> [PROVIDED PASSAGE]
-- begin --
# Saunders Wrist Rocket Pro Fps Question



## Lead Slinger (Mar 24, 2012)

Any one have the chance to chrony the WRP with lead ammo.(,40 cal) or (.44 cal) I own a WRP and love its accuracy,and was thinking of small game hunting with it. The penitration tests on layered carboard reveal similar pentration produced by my high powered air rifles..22/.25 and both air guns have plenty of FPS for taking small game.


----------



## bootneck (Feb 20, 2011)

If that's the case mate then go for it, the only game that's really tough is squirrels so be careful shooting them, sometimes they may need a little knife through the ribs, certainly don't try necking them they bite back, rabbits are super easy to kill, and birds are too. Chest shot's need big ammo though on birds.


----------



## Tex-Shooter (Dec 17, 2009)

Hey Bookneck, it sounds like you have has experence picking up a wounded squirrel! -- Tex


----------



## Megadippen (May 3, 2011)

bootneck, cant your fine dog finish the squirrels for you ?


----------



## bootneck (Feb 20, 2011)
-- end --
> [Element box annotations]
-- begin --
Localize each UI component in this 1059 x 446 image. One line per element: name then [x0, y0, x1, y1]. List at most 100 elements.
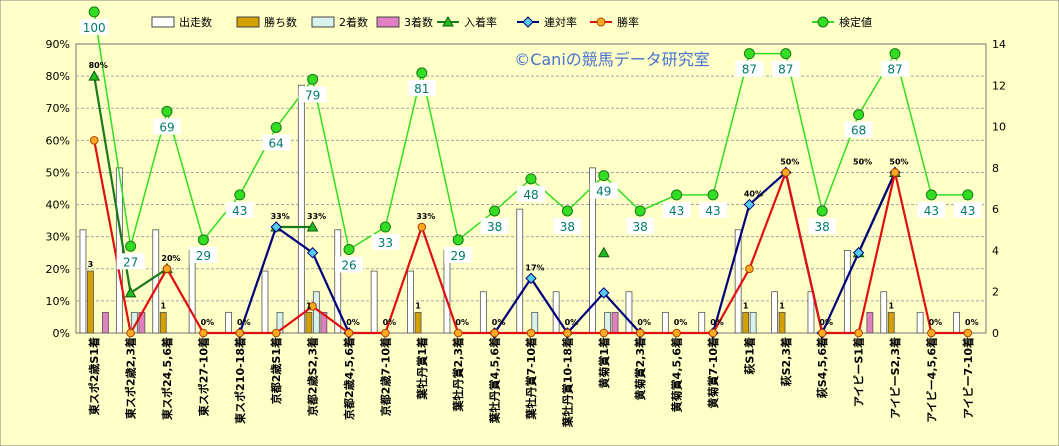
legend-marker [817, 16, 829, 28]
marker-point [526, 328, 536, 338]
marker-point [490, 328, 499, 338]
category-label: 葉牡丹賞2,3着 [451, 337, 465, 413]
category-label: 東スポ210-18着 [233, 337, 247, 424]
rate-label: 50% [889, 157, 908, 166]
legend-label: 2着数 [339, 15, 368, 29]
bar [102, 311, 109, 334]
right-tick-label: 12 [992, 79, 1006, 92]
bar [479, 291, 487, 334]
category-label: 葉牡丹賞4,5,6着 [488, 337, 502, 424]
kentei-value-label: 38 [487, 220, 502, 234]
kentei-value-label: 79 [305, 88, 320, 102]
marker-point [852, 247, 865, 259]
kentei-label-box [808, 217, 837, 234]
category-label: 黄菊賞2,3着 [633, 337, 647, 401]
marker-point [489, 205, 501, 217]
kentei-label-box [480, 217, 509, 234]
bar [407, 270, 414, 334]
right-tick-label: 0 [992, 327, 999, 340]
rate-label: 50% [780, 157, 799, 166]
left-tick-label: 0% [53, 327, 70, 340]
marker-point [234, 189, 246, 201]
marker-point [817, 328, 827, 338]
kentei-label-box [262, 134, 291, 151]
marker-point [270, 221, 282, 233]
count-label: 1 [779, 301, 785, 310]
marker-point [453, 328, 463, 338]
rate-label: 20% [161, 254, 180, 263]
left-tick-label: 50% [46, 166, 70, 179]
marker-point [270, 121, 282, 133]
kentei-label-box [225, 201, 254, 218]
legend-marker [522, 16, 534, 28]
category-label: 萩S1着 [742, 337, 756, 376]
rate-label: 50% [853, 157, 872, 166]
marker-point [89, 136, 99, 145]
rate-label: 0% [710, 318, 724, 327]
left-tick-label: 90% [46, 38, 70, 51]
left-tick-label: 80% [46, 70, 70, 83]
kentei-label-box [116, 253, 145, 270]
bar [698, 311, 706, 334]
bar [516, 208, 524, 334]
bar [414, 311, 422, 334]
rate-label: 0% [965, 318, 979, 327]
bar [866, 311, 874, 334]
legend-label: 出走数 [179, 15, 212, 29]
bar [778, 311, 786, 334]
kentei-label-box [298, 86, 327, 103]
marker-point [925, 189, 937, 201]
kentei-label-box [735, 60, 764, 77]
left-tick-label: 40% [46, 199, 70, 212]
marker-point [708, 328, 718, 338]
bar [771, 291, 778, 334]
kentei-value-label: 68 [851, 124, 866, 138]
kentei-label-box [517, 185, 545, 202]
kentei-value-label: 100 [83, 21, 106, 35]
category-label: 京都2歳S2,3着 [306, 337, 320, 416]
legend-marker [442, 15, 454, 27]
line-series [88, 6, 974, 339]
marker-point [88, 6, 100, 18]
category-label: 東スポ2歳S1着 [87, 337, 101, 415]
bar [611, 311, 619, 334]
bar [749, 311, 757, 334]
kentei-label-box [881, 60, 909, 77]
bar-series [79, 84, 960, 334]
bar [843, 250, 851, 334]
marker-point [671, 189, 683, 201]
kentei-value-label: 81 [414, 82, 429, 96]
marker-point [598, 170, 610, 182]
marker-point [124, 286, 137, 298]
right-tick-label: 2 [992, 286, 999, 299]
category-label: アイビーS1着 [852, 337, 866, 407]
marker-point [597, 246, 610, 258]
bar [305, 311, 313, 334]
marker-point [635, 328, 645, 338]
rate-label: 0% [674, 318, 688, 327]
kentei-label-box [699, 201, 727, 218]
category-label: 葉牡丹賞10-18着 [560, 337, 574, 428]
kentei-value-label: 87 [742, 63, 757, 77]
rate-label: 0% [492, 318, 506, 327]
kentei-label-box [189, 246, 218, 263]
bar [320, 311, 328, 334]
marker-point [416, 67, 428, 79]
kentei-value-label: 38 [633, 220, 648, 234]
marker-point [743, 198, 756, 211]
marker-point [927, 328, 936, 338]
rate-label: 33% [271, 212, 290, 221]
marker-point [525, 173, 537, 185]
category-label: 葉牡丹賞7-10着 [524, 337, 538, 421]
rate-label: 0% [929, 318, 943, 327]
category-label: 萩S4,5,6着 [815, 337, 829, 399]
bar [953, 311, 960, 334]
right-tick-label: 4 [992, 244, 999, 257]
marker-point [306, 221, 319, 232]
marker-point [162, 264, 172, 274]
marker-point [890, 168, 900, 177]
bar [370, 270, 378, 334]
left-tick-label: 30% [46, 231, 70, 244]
-- end --
-- begin --
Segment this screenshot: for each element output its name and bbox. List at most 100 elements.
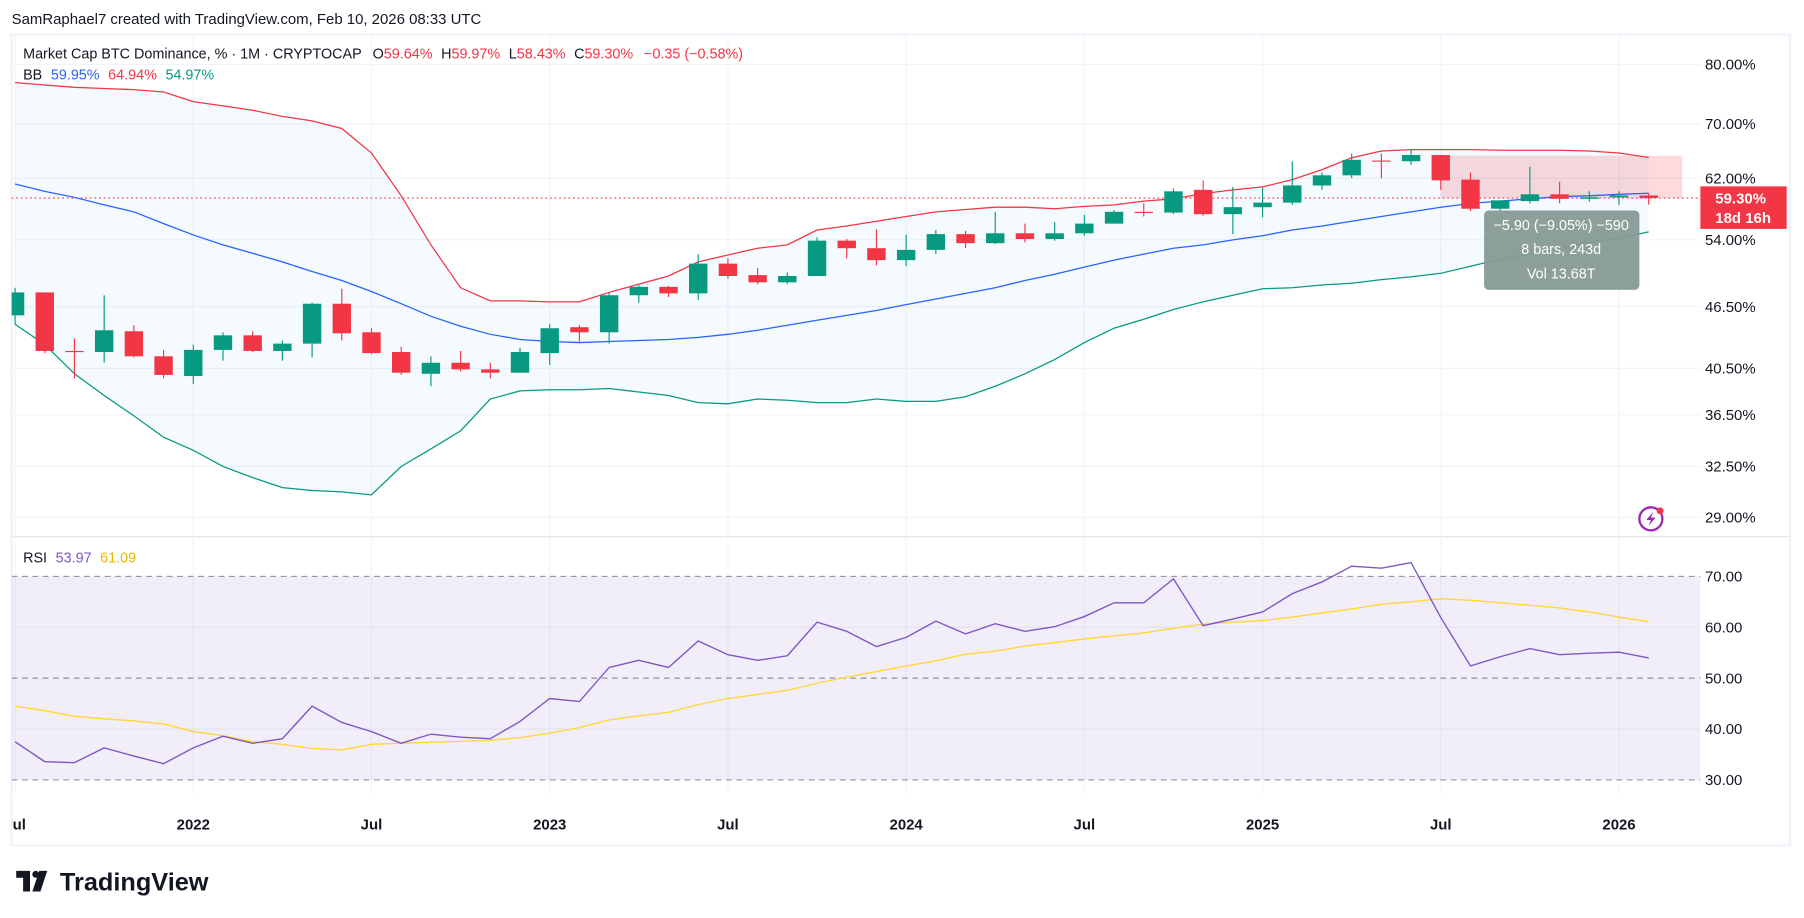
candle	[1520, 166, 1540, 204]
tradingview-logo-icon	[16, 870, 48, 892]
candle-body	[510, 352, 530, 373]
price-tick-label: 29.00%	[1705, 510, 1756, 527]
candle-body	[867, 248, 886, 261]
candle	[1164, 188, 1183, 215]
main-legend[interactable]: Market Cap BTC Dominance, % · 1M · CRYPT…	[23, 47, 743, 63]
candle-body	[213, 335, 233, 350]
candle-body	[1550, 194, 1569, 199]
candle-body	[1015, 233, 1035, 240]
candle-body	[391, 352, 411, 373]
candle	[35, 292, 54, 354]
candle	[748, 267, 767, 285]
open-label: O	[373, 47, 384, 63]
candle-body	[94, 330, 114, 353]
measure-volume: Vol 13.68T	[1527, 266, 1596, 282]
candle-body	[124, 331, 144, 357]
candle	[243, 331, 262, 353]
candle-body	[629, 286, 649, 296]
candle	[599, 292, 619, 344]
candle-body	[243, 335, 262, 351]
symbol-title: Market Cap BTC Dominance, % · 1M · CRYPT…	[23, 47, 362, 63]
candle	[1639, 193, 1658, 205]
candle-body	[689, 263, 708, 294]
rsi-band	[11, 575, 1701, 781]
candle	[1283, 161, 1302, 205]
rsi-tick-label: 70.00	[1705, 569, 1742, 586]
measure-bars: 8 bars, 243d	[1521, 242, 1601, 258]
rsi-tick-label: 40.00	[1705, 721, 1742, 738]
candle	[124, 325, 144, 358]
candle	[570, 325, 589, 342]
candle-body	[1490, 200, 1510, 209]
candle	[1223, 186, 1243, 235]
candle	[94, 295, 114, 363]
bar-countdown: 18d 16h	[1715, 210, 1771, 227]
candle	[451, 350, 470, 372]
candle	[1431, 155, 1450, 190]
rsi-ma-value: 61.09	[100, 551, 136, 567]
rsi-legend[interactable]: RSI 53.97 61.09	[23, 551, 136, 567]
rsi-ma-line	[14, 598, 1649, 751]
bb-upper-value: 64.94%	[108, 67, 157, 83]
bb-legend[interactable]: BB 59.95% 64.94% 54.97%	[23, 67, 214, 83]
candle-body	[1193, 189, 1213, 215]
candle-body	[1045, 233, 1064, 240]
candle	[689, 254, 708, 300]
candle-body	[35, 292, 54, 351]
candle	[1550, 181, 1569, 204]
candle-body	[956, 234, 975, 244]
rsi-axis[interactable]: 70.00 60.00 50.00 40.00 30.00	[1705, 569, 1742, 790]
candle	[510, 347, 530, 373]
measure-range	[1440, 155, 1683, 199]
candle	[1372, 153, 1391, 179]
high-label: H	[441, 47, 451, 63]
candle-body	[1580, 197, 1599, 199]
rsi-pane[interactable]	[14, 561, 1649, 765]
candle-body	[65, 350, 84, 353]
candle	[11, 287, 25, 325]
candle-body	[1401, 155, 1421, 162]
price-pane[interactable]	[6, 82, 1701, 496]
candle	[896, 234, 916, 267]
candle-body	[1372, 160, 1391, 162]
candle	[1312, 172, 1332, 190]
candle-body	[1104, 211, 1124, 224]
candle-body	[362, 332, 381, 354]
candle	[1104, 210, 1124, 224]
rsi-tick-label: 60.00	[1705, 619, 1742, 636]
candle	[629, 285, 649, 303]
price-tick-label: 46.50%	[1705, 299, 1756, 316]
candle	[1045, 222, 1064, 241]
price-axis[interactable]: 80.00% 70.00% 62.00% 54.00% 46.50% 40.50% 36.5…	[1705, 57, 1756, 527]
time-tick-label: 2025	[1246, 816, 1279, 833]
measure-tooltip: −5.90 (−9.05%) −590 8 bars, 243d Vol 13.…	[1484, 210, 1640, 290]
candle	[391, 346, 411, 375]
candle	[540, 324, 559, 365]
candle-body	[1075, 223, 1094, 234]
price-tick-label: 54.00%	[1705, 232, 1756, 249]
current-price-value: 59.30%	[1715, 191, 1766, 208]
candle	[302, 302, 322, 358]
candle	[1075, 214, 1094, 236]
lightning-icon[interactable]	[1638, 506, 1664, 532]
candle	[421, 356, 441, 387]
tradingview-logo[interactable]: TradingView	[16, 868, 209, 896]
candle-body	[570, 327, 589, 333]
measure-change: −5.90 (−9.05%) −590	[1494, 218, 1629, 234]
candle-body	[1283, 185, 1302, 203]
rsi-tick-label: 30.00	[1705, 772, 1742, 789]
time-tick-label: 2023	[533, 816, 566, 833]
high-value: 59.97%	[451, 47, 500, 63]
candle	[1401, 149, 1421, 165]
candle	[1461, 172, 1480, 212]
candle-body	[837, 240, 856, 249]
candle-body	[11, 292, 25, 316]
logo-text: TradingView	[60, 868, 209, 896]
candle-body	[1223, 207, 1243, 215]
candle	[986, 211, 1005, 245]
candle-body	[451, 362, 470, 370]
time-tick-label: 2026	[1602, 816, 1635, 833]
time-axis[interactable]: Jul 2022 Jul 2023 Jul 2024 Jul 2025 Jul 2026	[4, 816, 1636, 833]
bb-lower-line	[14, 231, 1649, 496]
-- end --
> [WHAT TO WORK ON]
(1) Pull out each line of the entries that contains the string "elements".
(2) Supply the next part of the slingshot hunting forum thread, picking up right after its final line.

> [RESULTS IN ORDER]
(1)
Localize each UI component in this 1059 x 446 image. One line per element: name then [x0, y0, x1, y1]. List at most 100 elements.
Segment this screenshot: for each element output its name and bbox. List at most 100 elements.

(2)
certainly do tex, learnt the hard way when i was 9, with a wounded squirrel climbing up and biting my inner thigh, only happened the once, lesson learnt, I've not taken the dog after squirrels yet, I think he would be just fine but I've only hit birds since getting the dog, he's only a year old and i don't get home much anymore so only get opportunistic shot's, I can't justify a day's hunting when i barely see my wife :-(, on leave not but it's paternity leave so still not much chance to get away, i would absolutely love to get a full day's hunting in again, being a grown up is hard ;-)


----------



## NightKnight (Dec 16, 2009)

The Saunders Wrist Rocket can be very fast with the right bands. Personally, I use Tex-shooter's bands on my WRP.


----------



## Tex-Shooter (Dec 17, 2009)

This may not give you what you want to know, but maybe it will help. -- Tex
http://slingshotforum.com/blog/9/entry-103-test-of-different-fork-extensions-lengths/


----------



## Lead Slinger (Mar 24, 2012)

Thanx guys your opionions will be put to great use.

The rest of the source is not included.